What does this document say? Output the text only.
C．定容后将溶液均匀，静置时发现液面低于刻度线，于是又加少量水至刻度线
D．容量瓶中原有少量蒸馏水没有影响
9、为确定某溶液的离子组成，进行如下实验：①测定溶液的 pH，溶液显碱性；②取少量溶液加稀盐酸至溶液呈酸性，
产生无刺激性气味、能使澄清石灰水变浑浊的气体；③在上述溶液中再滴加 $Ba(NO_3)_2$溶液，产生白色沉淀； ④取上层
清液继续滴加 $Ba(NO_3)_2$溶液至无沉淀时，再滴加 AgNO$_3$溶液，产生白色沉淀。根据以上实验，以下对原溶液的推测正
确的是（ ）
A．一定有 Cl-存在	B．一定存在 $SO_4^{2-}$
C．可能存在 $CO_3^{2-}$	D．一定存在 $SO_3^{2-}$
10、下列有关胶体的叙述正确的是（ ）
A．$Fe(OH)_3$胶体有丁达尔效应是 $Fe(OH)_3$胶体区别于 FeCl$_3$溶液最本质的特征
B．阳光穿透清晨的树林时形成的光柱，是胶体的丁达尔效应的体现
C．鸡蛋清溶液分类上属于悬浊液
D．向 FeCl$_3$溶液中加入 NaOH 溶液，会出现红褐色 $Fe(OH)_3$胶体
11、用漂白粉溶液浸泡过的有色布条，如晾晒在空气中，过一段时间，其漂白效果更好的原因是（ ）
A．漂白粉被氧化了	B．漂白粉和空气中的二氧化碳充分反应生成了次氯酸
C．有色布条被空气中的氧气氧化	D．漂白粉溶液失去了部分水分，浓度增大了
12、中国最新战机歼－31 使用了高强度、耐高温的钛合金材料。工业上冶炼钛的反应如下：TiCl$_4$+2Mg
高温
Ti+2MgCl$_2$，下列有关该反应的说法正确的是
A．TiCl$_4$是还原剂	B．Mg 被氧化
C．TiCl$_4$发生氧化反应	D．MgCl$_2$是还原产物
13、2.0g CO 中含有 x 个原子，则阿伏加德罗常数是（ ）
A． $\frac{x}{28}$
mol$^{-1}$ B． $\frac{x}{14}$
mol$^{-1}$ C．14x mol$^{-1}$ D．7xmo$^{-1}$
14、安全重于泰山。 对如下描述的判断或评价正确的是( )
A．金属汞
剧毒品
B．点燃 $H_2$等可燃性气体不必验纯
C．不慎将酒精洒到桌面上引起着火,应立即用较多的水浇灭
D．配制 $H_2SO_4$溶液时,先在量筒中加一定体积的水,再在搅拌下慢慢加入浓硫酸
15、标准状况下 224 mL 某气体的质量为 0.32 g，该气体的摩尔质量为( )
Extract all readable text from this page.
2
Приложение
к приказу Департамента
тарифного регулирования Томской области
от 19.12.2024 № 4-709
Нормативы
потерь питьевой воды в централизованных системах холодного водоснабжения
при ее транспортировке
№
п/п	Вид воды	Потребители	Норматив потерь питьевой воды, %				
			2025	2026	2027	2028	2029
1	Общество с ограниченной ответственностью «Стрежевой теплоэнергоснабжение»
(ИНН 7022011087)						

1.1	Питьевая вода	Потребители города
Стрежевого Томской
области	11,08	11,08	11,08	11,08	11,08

**What the task requires**:
Reproduce all data above, unchanged.

**Answer in full**:
What does this document say? Output the text only.
C．定容后将溶液均匀，静置时发现液面低于刻度线，于是又加少量水至刻度线
D．容量瓶中原有少量蒸馏水没有影响
9、为确定某溶液的离子组成，进行如下实验：①测定溶液的 pH，溶液显碱性；②取少量溶液加稀盐酸至溶液呈酸性，
产生无刺激性气味、能使澄清石灰水变浑浊的气体；③在上述溶液中再滴加 $Ba(NO_3)_2$溶液，产生白色沉淀； ④取上层
清液继续滴加 $Ba(NO_3)_2$溶液至无沉淀时，再滴加 AgNO$_3$溶液，产生白色沉淀。根据以上实验，以下对原溶液的推测正
确的是（ ）
A．一定有 Cl-存在	B．一定存在 $SO_4^{2-}$
C．可能存在 $CO_3^{2-}$	D．一定存在 $SO_3^{2-}$
10、下列有关胶体的叙述正确的是（ ）
A．$Fe(OH)_3$胶体有丁达尔效应是 $Fe(OH)_3$胶体区别于 FeCl$_3$溶液最本质的特征
B．阳光穿透清晨的树林时形成的光柱，是胶体的丁达尔效应的体现
C．鸡蛋清溶液分类上属于悬浊液
D．向 FeCl$_3$溶液中加入 NaOH 溶液，会出现红褐色 $Fe(OH)_3$胶体
11、用漂白粉溶液浸泡过的有色布条，如晾晒在空气中，过一段时间，其漂白效果更好的原因是（ ）
A．漂白粉被氧化了	B．漂白粉和空气中的二氧化碳充分反应生成了次氯酸
C．有色布条被空气中的氧气氧化	D．漂白粉溶液失去了部分水分，浓度增大了
12、中国最新战机歼－31 使用了高强度、耐高温的钛合金材料。工业上冶炼钛的反应如下：TiCl$_4$+2Mg
高温
Ti+2MgCl$_2$，下列有关该反应的说法正确的是
A．TiCl$_4$是还原剂	B．Mg 被氧化
C．TiCl$_4$发生氧化反应	D．MgCl$_2$是还原产物
13、2.0g CO 中含有 x 个原子，则阿伏加德罗常数是（ ）
A． $\frac{x}{28}$
mol$^{-1}$ B． $\frac{x}{14}$
mol$^{-1}$ C．14x mol$^{-1}$ D．7xmo$^{-1}$
14、安全重于泰山。 对如下描述的判断或评价正确的是( )
A．金属汞
剧毒品
B．点燃 $H_2$等可燃性气体不必验纯
C．不慎将酒精洒到桌面上引起着火,应立即用较多的水浇灭
D．配制 $H_2SO_4$溶液时,先在量筒中加一定体积的水,再在搅拌下慢慢加入浓硫酸
15、标准状况下 224 mL 某气体的质量为 0.32 g，该气体的摩尔质量为( )
Extract all readable text from this page.
2
Приложение
к приказу Департамента
тарифного регулирования Томской области
от 19.12.2024 № 4-709
Нормативы
потерь питьевой воды в централизованных системах холодного водоснабжения
при ее транспортировке
№
п/п	Вид воды	Потребители	Норматив потерь питьевой воды, %				
			2025	2026	2027	2028	2029
1	Общество с ограниченной ответственностью «Стрежевой теплоэнергоснабжение»
(ИНН 7022011087)						

1.1	Питьевая вода	Потребители города
Стрежевого Томской
области	11,08	11,08	11,08	11,08	11,08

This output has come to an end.